◆ Dataset rows:

## start

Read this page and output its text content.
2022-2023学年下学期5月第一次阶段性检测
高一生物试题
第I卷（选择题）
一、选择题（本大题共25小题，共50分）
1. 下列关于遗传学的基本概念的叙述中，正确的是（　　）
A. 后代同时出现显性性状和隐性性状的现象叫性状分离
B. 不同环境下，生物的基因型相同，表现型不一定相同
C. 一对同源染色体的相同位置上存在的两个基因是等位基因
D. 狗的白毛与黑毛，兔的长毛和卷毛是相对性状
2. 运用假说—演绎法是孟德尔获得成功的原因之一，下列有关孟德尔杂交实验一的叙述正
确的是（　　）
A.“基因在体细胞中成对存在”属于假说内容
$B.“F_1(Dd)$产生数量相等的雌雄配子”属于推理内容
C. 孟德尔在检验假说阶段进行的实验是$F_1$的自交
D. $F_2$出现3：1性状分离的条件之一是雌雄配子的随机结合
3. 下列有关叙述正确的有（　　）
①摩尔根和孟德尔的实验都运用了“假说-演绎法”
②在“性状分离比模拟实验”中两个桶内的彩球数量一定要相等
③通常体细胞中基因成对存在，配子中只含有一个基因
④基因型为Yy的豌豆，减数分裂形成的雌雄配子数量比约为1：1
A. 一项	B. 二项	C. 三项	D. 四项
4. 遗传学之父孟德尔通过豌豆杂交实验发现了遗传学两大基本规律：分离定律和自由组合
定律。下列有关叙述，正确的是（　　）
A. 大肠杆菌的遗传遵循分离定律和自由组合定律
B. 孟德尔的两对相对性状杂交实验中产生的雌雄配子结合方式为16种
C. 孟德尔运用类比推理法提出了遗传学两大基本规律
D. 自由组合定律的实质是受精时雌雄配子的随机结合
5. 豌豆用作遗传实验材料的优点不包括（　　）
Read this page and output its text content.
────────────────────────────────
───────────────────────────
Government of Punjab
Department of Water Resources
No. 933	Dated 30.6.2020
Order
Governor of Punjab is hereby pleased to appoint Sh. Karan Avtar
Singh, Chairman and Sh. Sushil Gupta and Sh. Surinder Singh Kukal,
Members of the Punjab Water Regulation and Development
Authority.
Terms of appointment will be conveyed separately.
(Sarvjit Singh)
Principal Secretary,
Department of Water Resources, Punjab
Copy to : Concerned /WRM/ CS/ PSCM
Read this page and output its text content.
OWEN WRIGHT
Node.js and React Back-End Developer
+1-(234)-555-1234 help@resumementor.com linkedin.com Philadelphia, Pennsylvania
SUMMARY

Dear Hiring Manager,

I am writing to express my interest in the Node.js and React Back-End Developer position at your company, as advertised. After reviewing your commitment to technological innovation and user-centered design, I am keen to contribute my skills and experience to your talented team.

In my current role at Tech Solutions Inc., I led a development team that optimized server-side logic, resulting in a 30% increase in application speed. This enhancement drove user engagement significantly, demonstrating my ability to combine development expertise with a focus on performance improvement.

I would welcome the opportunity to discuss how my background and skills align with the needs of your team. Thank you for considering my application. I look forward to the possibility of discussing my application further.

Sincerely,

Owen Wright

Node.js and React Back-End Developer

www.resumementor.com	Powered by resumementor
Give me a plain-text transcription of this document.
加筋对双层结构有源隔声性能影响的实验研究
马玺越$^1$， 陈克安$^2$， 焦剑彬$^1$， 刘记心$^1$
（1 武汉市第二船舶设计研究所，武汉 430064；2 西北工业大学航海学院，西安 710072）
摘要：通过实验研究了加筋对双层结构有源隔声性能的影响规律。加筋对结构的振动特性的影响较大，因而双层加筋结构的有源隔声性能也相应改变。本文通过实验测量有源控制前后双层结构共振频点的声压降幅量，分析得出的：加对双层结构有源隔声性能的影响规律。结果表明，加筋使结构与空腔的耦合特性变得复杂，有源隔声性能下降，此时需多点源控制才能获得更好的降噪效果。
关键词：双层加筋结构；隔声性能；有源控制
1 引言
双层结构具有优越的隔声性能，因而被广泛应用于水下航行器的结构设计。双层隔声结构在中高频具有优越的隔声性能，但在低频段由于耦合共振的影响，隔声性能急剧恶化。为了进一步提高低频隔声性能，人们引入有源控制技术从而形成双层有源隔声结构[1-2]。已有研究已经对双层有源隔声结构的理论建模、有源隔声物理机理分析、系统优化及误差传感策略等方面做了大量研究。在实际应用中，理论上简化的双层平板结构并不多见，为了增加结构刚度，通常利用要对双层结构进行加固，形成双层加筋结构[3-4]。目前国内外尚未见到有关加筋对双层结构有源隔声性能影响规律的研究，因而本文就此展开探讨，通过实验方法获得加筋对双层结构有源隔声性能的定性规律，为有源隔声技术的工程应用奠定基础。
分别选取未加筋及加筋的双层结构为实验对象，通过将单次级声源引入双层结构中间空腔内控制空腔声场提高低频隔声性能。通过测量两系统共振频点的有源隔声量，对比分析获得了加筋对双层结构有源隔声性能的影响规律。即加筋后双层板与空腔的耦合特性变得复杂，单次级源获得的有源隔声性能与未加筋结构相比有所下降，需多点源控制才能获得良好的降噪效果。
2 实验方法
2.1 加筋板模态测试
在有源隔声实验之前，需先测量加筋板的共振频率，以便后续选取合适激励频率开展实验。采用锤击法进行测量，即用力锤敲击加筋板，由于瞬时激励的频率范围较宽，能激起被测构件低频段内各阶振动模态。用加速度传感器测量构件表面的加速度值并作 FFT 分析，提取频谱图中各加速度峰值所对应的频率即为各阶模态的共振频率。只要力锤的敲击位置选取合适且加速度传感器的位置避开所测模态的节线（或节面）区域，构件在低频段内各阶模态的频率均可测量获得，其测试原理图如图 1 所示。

## end

◆ Aim:
Copy each line of the data exactly, leaving nothing out.

◆ Task solution:
Read this page and output its text content.
2022-2023学年下学期5月第一次阶段性检测
高一生物试题
第I卷（选择题）
一、选择题（本大题共25小题，共50分）
1. 下列关于遗传学的基本概念的叙述中，正确的是（　　）
A. 后代同时出现显性性状和隐性性状的现象叫性状分离
B. 不同环境下，生物的基因型相同，表现型不一定相同
C. 一对同源染色体的相同位置上存在的两个基因是等位基因
D. 狗的白毛与黑毛，兔的长毛和卷毛是相对性状
2. 运用假说—演绎法是孟德尔获得成功的原因之一，下列有关孟德尔杂交实验一的叙述正
确的是（　　）
A.“基因在体细胞中成对存在”属于假说内容
$B.“F_1(Dd)$产生数量相等的雌雄配子”属于推理内容
C. 孟德尔在检验假说阶段进行的实验是$F_1$的自交
D. $F_2$出现3：1性状分离的条件之一是雌雄配子的随机结合
3. 下列有关叙述正确的有（　　）
①摩尔根和孟德尔的实验都运用了“假说-演绎法”
②在“性状分离比模拟实验”中两个桶内的彩球数量一定要相等
③通常体细胞中基因成对存在，配子中只含有一个基因
④基因型为Yy的豌豆，减数分裂形成的雌雄配子数量比约为1：1
A. 一项	B. 二项	C. 三项	D. 四项
4. 遗传学之父孟德尔通过豌豆杂交实验发现了遗传学两大基本规律：分离定律和自由组合
定律。下列有关叙述，正确的是（　　）
A. 大肠杆菌的遗传遵循分离定律和自由组合定律
B. 孟德尔的两对相对性状杂交实验中产生的雌雄配子结合方式为16种
C. 孟德尔运用类比推理法提出了遗传学两大基本规律
D. 自由组合定律的实质是受精时雌雄配子的随机结合
5. 豌豆用作遗传实验材料的优点不包括（　　）
Read this page and output its text content.
────────────────────────────────
───────────────────────────
Government of Punjab
Department of Water Resources
No. 933	Dated 30.6.2020
Order
Governor of Punjab is hereby pleased to appoint Sh. Karan Avtar
Singh, Chairman and Sh. Sushil Gupta and Sh. Surinder Singh Kukal,
Members of the Punjab Water Regulation and Development
Authority.
Terms of appointment will be conveyed separately.
(Sarvjit Singh)
Principal Secretary,
Department of Water Resources, Punjab
Copy to : Concerned /WRM/ CS/ PSCM
Read this page and output its text content.
OWEN WRIGHT
Node.js and React Back-End Developer
+1-(234)-555-1234 help@resumementor.com linkedin.com Philadelphia, Pennsylvania
SUMMARY

Dear Hiring Manager,

I am writing to express my interest in the Node.js and React Back-End Developer position at your company, as advertised. After reviewing your commitment to technological innovation and user-centered design, I am keen to contribute my skills and experience to your talented team.

In my current role at Tech Solutions Inc., I led a development team that optimized server-side logic, resulting in a 30% increase in application speed. This enhancement drove user engagement significantly, demonstrating my ability to combine development expertise with a focus on performance improvement.

I would welcome the opportunity to discuss how my background and skills align with the needs of your team. Thank you for considering my application. I look forward to the possibility of discussing my application further.

Sincerely,

Owen Wright

Node.js and React Back-End Developer

www.resumementor.com	Powered by resumementor
Give me a plain-text transcription of this document.
加筋对双层结构有源隔声性能影响的实验研究
马玺越$^1$， 陈克安$^2$， 焦剑彬$^1$， 刘记心$^1$
（1 武汉市第二船舶设计研究所，武汉 430064；2 西北工业大学航海学院，西安 710072）
摘要：通过实验研究了加筋对双层结构有源隔声性能的影响规律。加筋对结构的振动特性的影响较大，因而双层加筋结构的有源隔声性能也相应改变。本文通过实验测量有源控制前后双层结构共振频点的声压降幅量，分析得出的：加对双层结构有源隔声性能的影响规律。结果表明，加筋使结构与空腔的耦合特性变得复杂，有源隔声性能下降，此时需多点源控制才能获得更好的降噪效果。
关键词：双层加筋结构；隔声性能；有源控制
1 引言
双层结构具有优越的隔声性能，因而被广泛应用于水下航行器的结构设计。双层隔声结构在中高频具有优越的隔声性能，但在低频段由于耦合共振的影响，隔声性能急剧恶化。为了进一步提高低频隔声性能，人们引入有源控制技术从而形成双层有源隔声结构[1-2]。已有研究已经对双层有源隔声结构的理论建模、有源隔声物理机理分析、系统优化及误差传感策略等方面做了大量研究。在实际应用中，理论上简化的双层平板结构并不多见，为了增加结构刚度，通常利用要对双层结构进行加固，形成双层加筋结构[3-4]。目前国内外尚未见到有关加筋对双层结构有源隔声性能影响规律的研究，因而本文就此展开探讨，通过实验方法获得加筋对双层结构有源隔声性能的定性规律，为有源隔声技术的工程应用奠定基础。
分别选取未加筋及加筋的双层结构为实验对象，通过将单次级声源引入双层结构中间空腔内控制空腔声场提高低频隔声性能。通过测量两系统共振频点的有源隔声量，对比分析获得了加筋对双层结构有源隔声性能的影响规律。即加筋后双层板与空腔的耦合特性变得复杂，单次级源获得的有源隔声性能与未加筋结构相比有所下降，需多点源控制才能获得良好的降噪效果。
2 实验方法
2.1 加筋板模态测试
在有源隔声实验之前，需先测量加筋板的共振频率，以便后续选取合适激励频率开展实验。采用锤击法进行测量，即用力锤敲击加筋板，由于瞬时激励的频率范围较宽，能激起被测构件低频段内各阶振动模态。用加速度传感器测量构件表面的加速度值并作 FFT 分析，提取频谱图中各加速度峰值所对应的频率即为各阶模态的共振频率。只要力锤的敲击位置选取合适且加速度传感器的位置避开所测模态的节线（或节面）区域，构件在低频段内各阶模态的频率均可测量获得，其测试原理图如图 1 所示。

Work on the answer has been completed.